Excerpt from a dataset:
□ □ □

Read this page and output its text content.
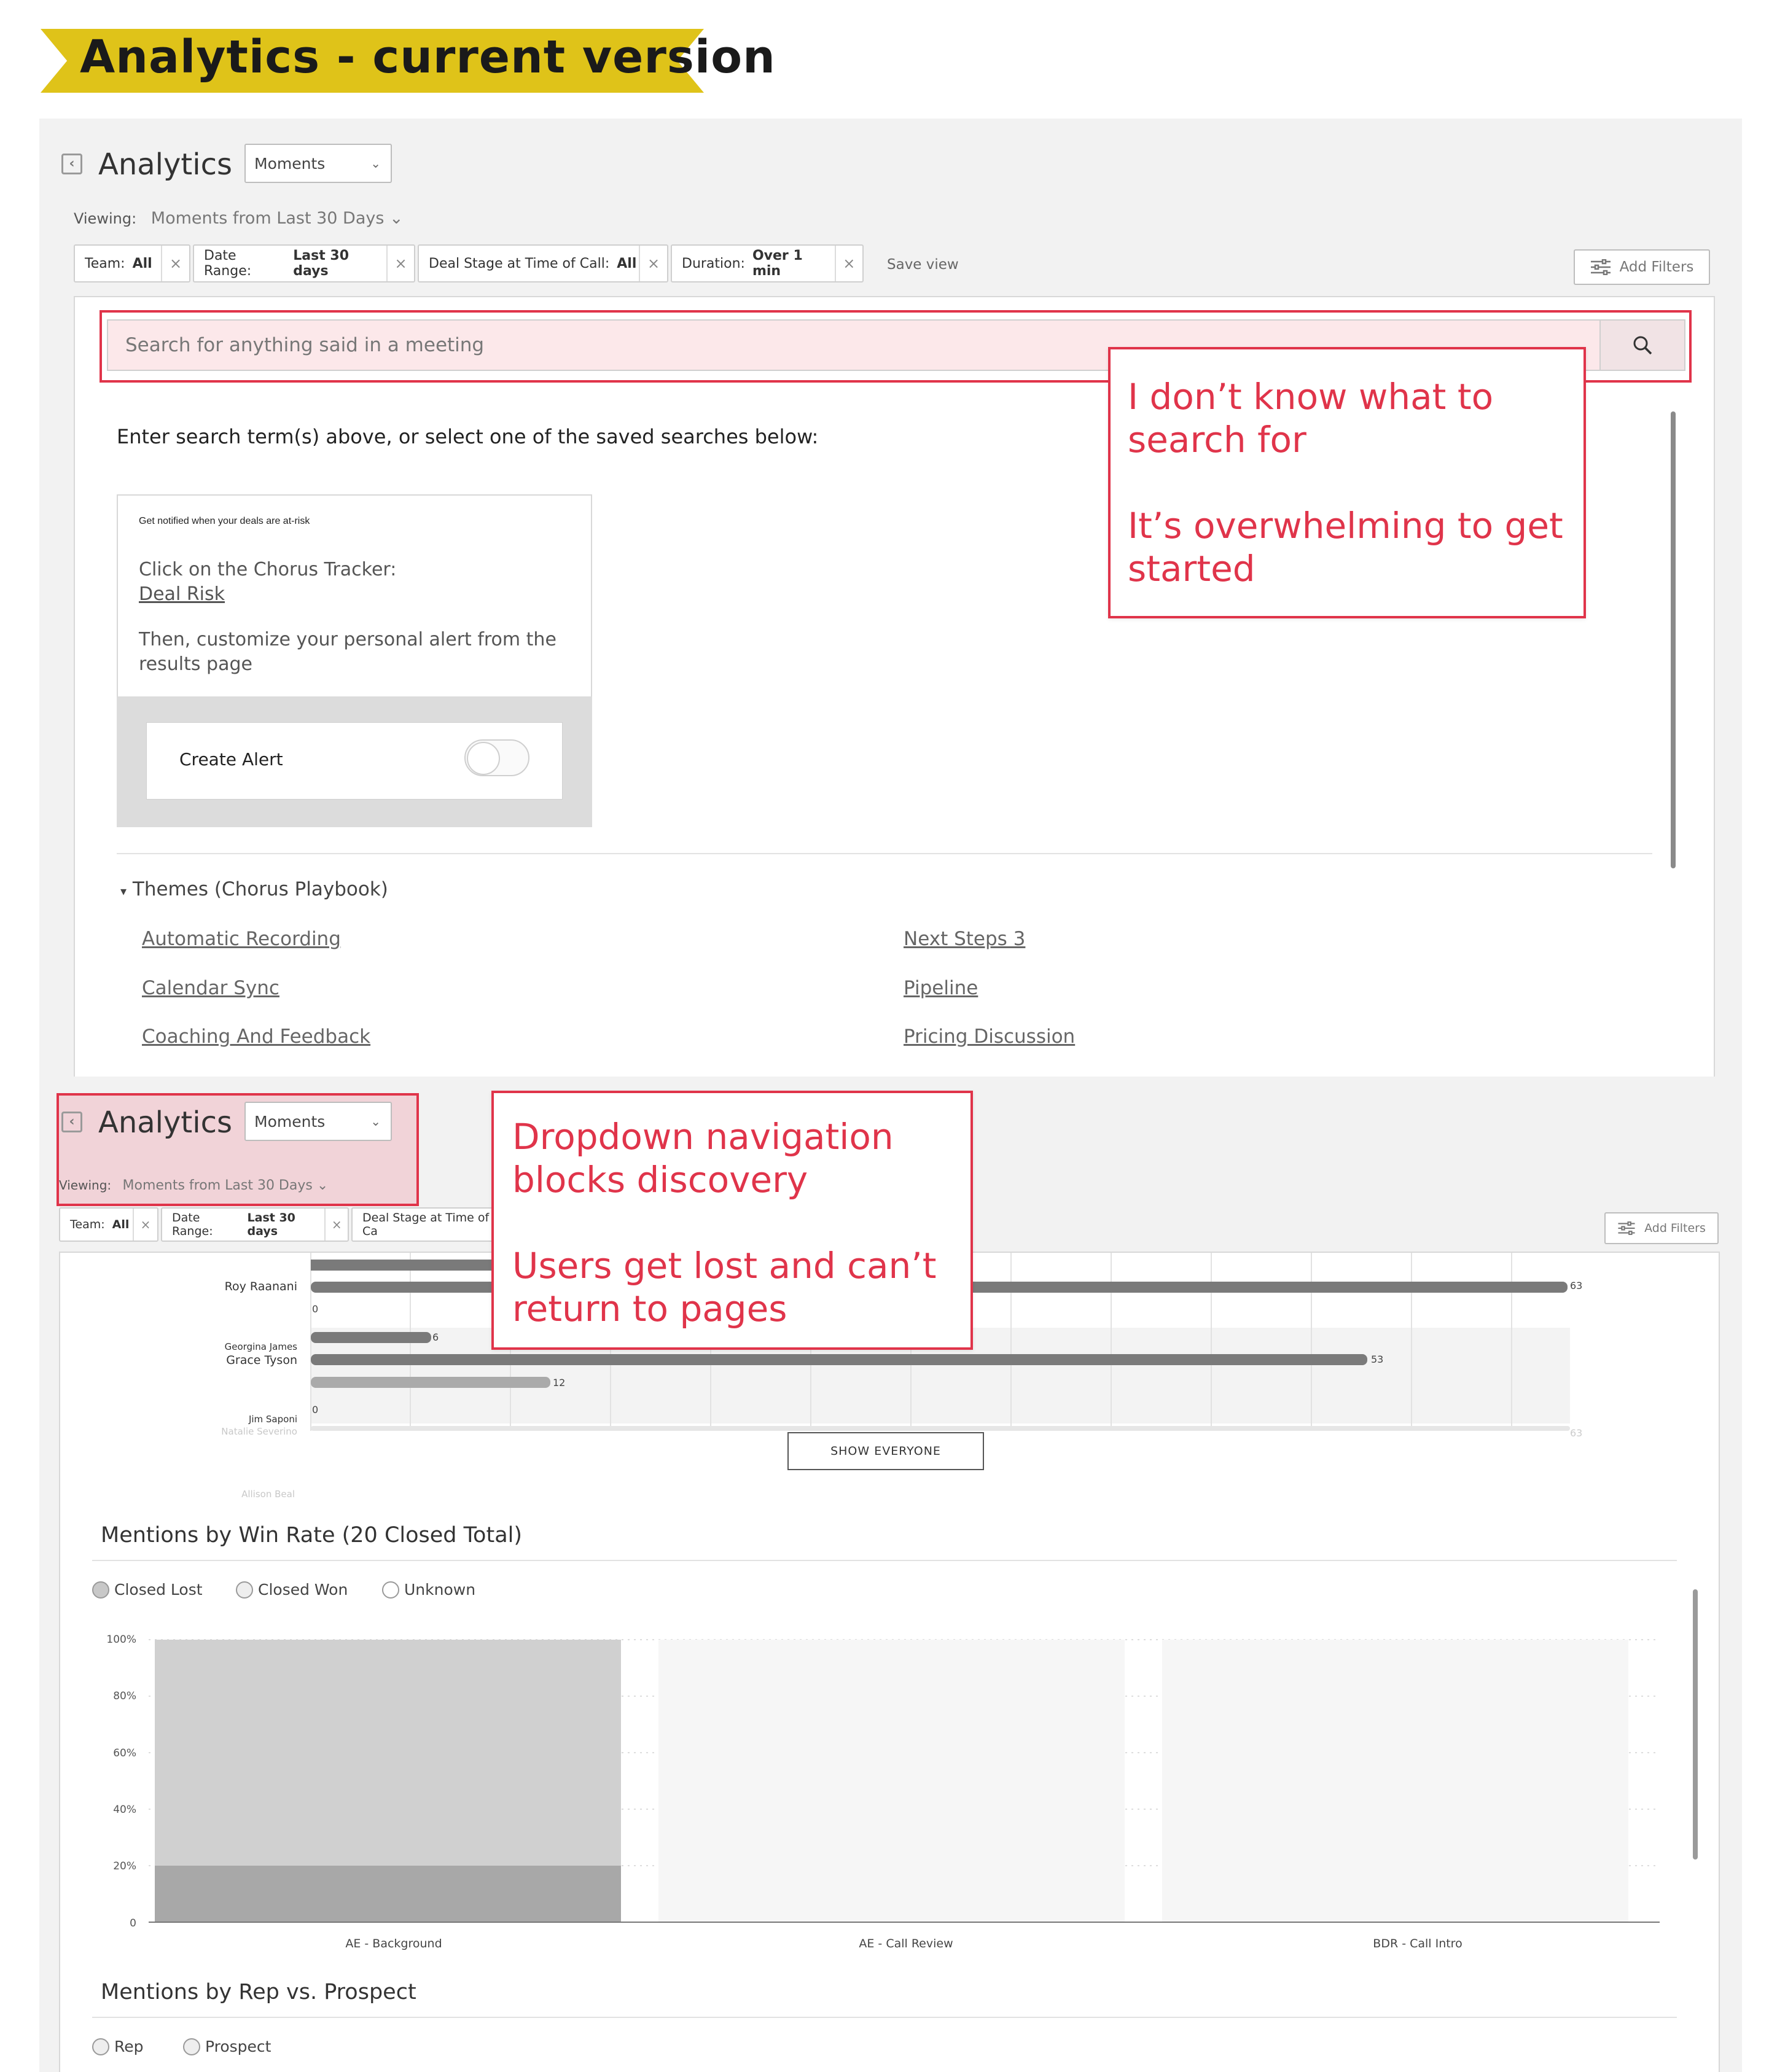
Analytics - current version
‹ Analytics Moments	⌄
Viewing: Moments from Last 30 Days ⌄
Team: All	×	Date Range:
Last 30 days	×	Deal Stage at Time of Call: All ×	Duration: Over 1 min	×	Save view	Add Filters
Search for anything said in a meeting
Enter search term(s) above, or select one of the saved searches below:
Get notified when your deals are at-risk
Click on the Chorus Tracker:
Deal Risk
Then, customize your personal alert from the results page
Create Alert
▾ Themes (Chorus Playbook)
Automatic Recording
Calendar Sync
Coaching And Feedback
Next Steps 3
Pipeline
Pricing Discussion

I don’t know what to search for

It’s overwhelming to get started

‹ Analytics Moments	⌄
Viewing: Moments from Last 30 Days ⌄
Team: All ×	Date Range:
Last 30 days	×	Deal Stage at Time of Ca	Add Filters
Roy Raanani
Georgina James
Grace Tyson
Jim Saponi
Natalie Severino
Allison Beal
63
0
6
53
12
0
63
SHOW EVERYONE
Mentions by Win Rate (20 Closed Total)
Closed Lost	Closed Won	Unknown
100%
80%
60%
40%
20%
0
AE - Background	AE - Call Review	BDR - Call Intro
Mentions by Rep vs. Prospect
Rep	Prospect

Dropdown navigation blocks discovery

Users get lost and can’t return to pages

□ □ □

*Stated goal*
All of the lines above should be retyped precisely, apart from the pictures.

*Response to this exercise*
Read this page and output its text content.
Analytics - current version
‹ Analytics Moments	⌄
Viewing: Moments from Last 30 Days ⌄
Team: All	×	Date Range:
Last 30 days	×	Deal Stage at Time of Call: All ×	Duration: Over 1 min	×	Save view	Add Filters
Search for anything said in a meeting
Enter search term(s) above, or select one of the saved searches below:
Get notified when your deals are at-risk
Click on the Chorus Tracker:
Deal Risk
Then, customize your personal alert from the results page
Create Alert
▾ Themes (Chorus Playbook)
Automatic Recording
Calendar Sync
Coaching And Feedback
Next Steps 3
Pipeline
Pricing Discussion

I don’t know what to search for

It’s overwhelming to get started

‹ Analytics Moments	⌄
Viewing: Moments from Last 30 Days ⌄
Team: All ×	Date Range:
Last 30 days	×	Deal Stage at Time of Ca	Add Filters
Roy Raanani
Georgina James
Grace Tyson
Jim Saponi
Natalie Severino
Allison Beal
63
0
6
53
12
0
63
SHOW EVERYONE
Mentions by Win Rate (20 Closed Total)
Closed Lost	Closed Won	Unknown
100%
80%
60%
40%
20%
0
AE - Background	AE - Call Review	BDR - Call Intro
Mentions by Rep vs. Prospect
Rep	Prospect

Dropdown navigation blocks discovery

Users get lost and can’t return to pages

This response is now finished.